> **AVAILABLE DATA**:
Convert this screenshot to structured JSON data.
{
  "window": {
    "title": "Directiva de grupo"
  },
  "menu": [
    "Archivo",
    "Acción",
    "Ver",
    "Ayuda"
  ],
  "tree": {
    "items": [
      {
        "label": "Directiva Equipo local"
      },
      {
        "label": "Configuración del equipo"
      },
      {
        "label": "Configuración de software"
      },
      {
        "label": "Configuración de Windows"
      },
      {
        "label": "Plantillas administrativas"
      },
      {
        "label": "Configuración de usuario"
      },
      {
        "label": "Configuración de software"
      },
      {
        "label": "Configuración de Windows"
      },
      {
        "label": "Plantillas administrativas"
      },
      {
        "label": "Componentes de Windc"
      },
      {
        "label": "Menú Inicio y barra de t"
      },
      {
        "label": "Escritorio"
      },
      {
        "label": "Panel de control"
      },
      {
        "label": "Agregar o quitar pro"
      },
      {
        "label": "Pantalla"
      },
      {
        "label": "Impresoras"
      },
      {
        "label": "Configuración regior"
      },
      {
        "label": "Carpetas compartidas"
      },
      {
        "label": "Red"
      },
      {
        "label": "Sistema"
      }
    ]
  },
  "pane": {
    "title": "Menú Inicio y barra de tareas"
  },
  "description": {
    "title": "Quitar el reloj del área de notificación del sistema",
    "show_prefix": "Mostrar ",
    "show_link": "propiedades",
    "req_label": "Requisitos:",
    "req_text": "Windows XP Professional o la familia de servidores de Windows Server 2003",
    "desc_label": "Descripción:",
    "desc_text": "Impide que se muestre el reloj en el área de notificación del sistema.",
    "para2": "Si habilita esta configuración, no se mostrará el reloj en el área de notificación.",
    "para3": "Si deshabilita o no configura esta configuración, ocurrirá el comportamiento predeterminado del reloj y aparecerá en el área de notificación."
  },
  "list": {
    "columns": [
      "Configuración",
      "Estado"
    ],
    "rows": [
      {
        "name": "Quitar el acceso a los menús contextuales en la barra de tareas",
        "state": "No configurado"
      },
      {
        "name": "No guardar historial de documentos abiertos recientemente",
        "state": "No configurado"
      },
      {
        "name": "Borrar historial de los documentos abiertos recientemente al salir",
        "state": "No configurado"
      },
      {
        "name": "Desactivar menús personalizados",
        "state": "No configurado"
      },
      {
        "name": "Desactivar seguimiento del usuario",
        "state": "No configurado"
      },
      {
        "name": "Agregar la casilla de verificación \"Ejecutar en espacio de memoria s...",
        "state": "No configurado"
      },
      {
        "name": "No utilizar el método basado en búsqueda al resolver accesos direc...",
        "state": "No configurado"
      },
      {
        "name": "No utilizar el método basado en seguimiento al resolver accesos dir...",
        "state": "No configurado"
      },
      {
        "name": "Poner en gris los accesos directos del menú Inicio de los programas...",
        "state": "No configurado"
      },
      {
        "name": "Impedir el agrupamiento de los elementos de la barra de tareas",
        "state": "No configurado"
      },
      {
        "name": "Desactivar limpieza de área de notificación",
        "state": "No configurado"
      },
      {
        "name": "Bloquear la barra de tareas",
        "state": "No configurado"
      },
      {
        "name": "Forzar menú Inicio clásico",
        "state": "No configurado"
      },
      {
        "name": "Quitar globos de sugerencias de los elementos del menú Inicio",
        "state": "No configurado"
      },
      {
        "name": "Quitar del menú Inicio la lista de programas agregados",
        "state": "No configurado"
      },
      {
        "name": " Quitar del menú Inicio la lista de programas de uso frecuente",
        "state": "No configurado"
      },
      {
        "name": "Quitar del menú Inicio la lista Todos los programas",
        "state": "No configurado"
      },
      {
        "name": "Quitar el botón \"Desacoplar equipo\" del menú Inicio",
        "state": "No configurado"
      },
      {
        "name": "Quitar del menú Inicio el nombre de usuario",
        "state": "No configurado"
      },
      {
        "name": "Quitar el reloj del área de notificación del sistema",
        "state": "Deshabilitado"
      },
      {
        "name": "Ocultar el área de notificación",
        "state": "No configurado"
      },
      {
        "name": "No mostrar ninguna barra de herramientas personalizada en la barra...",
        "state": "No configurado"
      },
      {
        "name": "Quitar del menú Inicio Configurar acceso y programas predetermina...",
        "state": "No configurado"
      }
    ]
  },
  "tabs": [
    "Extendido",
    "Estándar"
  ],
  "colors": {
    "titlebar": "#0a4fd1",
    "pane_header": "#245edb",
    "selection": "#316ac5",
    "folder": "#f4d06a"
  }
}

* * *

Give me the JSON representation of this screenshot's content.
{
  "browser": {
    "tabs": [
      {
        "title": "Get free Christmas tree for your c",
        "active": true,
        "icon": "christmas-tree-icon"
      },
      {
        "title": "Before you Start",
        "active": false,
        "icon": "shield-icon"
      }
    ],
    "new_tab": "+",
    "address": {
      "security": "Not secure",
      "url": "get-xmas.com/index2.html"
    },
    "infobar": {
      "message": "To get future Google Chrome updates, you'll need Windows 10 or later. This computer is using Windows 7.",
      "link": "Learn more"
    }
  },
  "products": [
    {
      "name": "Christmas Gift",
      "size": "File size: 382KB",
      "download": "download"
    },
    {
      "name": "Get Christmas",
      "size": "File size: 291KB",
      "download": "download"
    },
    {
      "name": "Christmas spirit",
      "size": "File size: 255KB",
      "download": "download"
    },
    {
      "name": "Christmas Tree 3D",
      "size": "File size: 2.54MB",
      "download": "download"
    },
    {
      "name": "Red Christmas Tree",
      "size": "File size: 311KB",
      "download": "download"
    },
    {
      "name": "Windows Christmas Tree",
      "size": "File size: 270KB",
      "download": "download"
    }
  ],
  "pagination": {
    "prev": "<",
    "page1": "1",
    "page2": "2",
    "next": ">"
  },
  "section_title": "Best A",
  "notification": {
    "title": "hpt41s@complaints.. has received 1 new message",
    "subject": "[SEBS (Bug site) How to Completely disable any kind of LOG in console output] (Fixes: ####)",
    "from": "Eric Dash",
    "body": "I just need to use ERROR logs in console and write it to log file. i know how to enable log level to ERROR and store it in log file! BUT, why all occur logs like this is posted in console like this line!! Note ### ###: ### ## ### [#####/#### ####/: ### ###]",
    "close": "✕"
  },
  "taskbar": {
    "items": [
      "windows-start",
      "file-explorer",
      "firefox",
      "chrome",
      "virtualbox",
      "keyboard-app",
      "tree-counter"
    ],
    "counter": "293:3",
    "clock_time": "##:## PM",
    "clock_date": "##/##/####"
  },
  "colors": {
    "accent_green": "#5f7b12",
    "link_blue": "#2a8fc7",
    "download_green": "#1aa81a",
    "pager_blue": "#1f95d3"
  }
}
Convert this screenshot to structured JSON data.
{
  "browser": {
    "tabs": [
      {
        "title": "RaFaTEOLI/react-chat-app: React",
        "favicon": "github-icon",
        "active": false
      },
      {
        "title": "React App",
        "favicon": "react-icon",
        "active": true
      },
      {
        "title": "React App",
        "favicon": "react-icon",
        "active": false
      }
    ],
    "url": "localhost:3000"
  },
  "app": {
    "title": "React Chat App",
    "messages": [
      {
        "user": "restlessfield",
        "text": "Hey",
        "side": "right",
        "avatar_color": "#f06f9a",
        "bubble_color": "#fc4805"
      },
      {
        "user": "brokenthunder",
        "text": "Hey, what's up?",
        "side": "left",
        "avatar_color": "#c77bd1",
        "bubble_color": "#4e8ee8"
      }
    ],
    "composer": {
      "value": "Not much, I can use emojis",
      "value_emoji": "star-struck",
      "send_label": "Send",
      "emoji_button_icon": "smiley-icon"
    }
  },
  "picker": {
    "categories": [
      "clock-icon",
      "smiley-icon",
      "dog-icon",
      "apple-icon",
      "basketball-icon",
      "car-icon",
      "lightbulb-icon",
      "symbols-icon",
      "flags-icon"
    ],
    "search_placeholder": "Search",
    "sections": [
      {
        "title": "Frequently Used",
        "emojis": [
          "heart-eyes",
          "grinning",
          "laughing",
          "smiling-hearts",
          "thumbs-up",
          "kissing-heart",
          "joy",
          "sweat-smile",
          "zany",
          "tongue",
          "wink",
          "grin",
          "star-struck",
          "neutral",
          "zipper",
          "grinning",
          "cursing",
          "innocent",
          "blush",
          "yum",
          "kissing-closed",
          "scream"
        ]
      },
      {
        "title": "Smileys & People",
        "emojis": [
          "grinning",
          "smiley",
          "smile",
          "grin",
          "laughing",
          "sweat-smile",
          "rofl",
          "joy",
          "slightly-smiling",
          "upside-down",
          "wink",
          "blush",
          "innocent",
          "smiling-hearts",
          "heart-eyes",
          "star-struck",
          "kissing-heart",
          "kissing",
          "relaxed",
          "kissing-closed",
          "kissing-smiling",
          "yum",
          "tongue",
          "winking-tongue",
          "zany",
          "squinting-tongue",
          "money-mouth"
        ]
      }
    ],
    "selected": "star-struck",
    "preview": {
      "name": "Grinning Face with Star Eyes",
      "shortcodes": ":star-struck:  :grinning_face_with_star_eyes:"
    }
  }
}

...

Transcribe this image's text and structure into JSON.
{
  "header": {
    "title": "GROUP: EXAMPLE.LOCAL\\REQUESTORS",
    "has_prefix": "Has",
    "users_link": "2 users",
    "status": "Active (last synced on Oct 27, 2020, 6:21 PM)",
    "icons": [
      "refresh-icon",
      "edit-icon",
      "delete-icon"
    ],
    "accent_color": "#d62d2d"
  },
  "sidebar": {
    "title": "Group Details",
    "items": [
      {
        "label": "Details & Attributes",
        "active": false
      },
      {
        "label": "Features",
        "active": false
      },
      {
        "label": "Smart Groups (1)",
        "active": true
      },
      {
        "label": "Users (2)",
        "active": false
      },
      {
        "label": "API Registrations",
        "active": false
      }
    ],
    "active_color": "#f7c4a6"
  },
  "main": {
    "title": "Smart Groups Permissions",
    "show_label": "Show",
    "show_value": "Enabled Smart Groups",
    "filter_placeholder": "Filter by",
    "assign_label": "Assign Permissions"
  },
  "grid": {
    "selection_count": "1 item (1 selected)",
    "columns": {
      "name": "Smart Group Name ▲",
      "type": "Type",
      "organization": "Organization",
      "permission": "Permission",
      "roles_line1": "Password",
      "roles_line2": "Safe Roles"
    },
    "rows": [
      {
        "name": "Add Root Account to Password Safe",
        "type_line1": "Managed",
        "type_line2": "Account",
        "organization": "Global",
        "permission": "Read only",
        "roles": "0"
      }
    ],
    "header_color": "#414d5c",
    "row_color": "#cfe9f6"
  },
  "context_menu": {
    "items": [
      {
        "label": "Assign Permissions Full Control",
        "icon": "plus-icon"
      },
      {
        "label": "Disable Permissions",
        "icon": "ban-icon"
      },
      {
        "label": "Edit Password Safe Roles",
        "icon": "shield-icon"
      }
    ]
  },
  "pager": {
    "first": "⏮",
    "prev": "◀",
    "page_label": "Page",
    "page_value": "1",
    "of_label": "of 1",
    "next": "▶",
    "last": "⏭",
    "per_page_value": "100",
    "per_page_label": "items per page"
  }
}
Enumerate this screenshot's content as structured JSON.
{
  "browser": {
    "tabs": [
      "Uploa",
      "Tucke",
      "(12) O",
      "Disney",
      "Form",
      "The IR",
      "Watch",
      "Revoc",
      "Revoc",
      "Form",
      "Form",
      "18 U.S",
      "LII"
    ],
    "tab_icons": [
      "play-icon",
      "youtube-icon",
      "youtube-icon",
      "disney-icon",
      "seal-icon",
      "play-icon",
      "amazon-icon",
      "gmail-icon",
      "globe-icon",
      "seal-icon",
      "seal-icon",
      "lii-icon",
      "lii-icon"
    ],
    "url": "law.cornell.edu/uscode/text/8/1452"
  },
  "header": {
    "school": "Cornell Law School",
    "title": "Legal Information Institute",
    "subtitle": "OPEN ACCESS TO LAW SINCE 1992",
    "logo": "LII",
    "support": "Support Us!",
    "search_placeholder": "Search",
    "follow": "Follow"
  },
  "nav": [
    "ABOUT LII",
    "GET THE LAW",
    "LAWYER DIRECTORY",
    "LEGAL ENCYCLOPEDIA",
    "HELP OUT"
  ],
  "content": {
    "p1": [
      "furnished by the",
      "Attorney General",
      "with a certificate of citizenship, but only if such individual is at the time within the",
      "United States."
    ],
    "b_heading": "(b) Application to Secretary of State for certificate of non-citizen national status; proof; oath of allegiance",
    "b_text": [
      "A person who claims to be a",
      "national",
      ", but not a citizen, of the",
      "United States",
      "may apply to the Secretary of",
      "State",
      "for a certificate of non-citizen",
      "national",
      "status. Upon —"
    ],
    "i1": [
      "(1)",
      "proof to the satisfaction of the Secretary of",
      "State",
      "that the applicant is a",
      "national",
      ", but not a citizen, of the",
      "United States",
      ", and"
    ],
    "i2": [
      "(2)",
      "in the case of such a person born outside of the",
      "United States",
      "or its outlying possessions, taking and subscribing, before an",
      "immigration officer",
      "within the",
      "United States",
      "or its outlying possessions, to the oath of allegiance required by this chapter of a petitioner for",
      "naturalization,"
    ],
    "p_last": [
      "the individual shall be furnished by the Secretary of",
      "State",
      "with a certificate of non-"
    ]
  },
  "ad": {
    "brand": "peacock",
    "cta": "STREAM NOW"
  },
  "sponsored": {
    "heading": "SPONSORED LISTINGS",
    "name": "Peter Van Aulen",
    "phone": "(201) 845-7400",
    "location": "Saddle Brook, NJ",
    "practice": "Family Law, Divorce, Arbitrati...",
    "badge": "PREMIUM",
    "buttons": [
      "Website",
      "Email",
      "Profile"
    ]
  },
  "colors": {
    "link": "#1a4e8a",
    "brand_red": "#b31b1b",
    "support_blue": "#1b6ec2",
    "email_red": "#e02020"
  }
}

> **WHAT YOU WILL DO**: List all lines above in which the string "abiertos" appears.

> **ANSWER FOR THIS EXERCISE**:
        "name": "No guardar historial de documentos abiertos recientemente",
        "name": "Borrar historial de los documentos abiertos recientemente al salir",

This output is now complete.